** WHAT THE TASK ASKS **
In the listing below, pick out lines with "project".

** RAW DATA **
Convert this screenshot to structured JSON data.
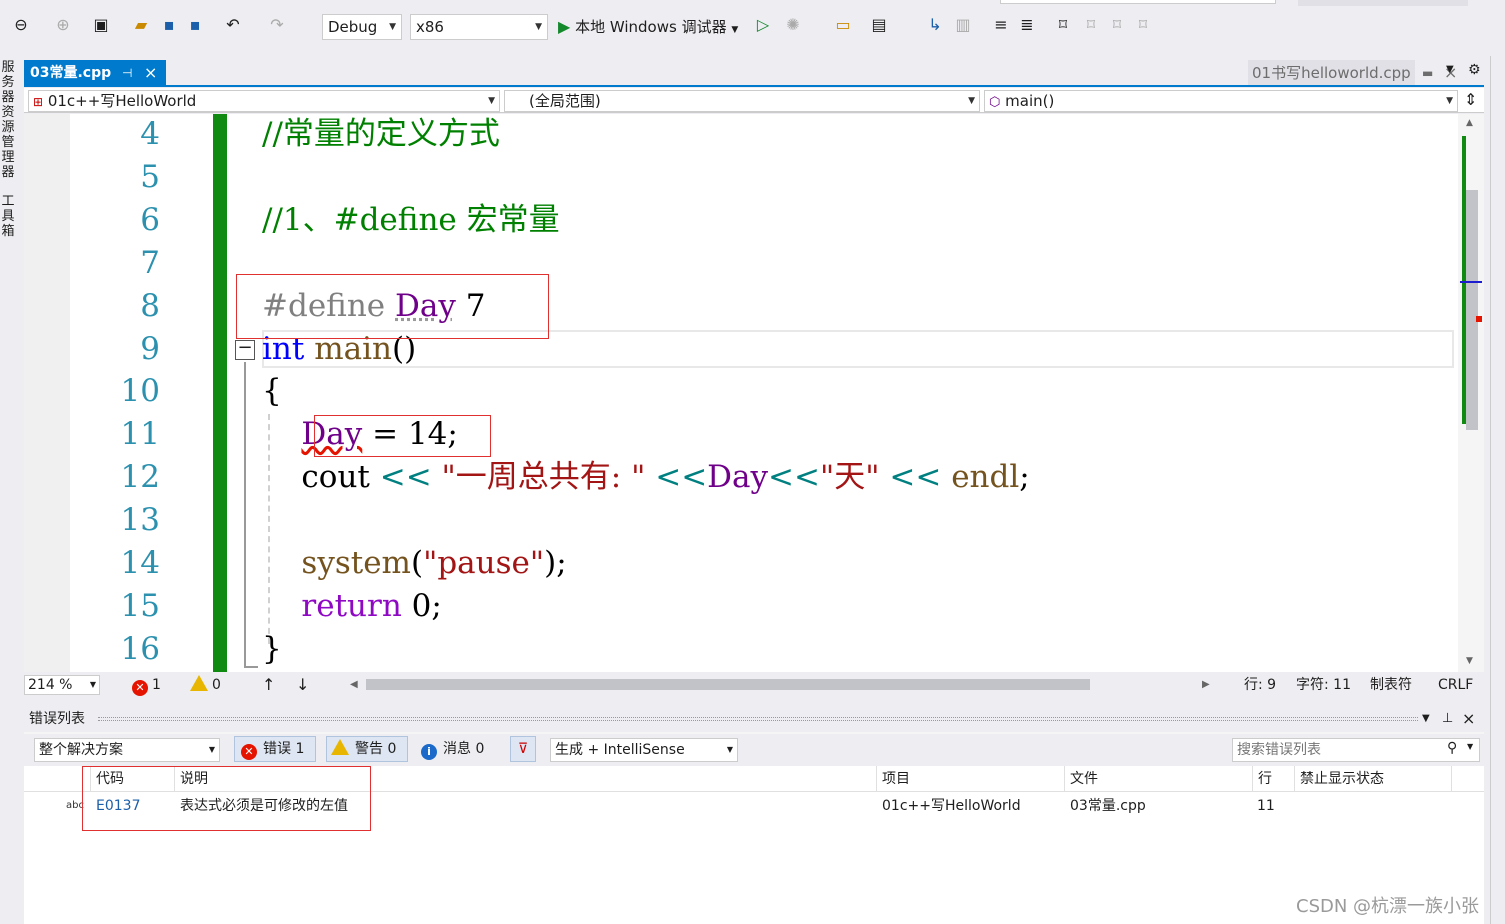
{
  "toolbar": {
    "config": "Debug",
    "platform": "x86",
    "run_label": "本地 Windows 调试器"
  },
  "left_panels": [
    "服务器资源管理器",
    "工具箱"
  ],
  "tabs": {
    "active": "03常量.cpp",
    "other": "01书写helloworld.cpp"
  },
  "nav": {
    "project": "01c++写HelloWorld",
    "scope": "(全局范围)",
    "member": "main()"
  },
  "editor": {
    "line_numbers": [
      "4",
      "5",
      "6",
      "7",
      "8",
      "9",
      "10",
      "11",
      "12",
      "13",
      "14",
      "15",
      "16"
    ]
  },
  "status": {
    "zoom": "214 %",
    "errors": "1",
    "warnings": "0",
    "row": "行: 9",
    "col": "字符: 11",
    "indent": "制表符",
    "eol": "CRLF"
  },
  "error_list": {
    "title": "错误列表",
    "scope": "整个解决方案",
    "errors_btn": "错误 1",
    "warnings_btn": "警告 0",
    "messages_btn": "消息 0",
    "build_filter": "生成 + IntelliSense",
    "search_placeholder": "搜索错误列表",
    "columns": [
      "代码",
      "说明",
      "项目",
      "文件",
      "行",
      "禁止显示状态"
    ],
    "rows": [
      {
        "code": "E0137",
        "desc": "表达式必须是可修改的左值",
        "project": "01c++写HelloWorld",
        "file": "03常量.cpp",
        "line": "11",
        "suppress": ""
      }
    ]
  },
  "watermark": "CSDN @杭漂一族小张",
  "colors": {
    "accent": "#007acc",
    "margin_green": "#108a10",
    "error_red": "#e51400"
  }
}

** SOLVED PROBLEM **
    "project": "01c++写HelloWorld",
        "project": "01c++写HelloWorld",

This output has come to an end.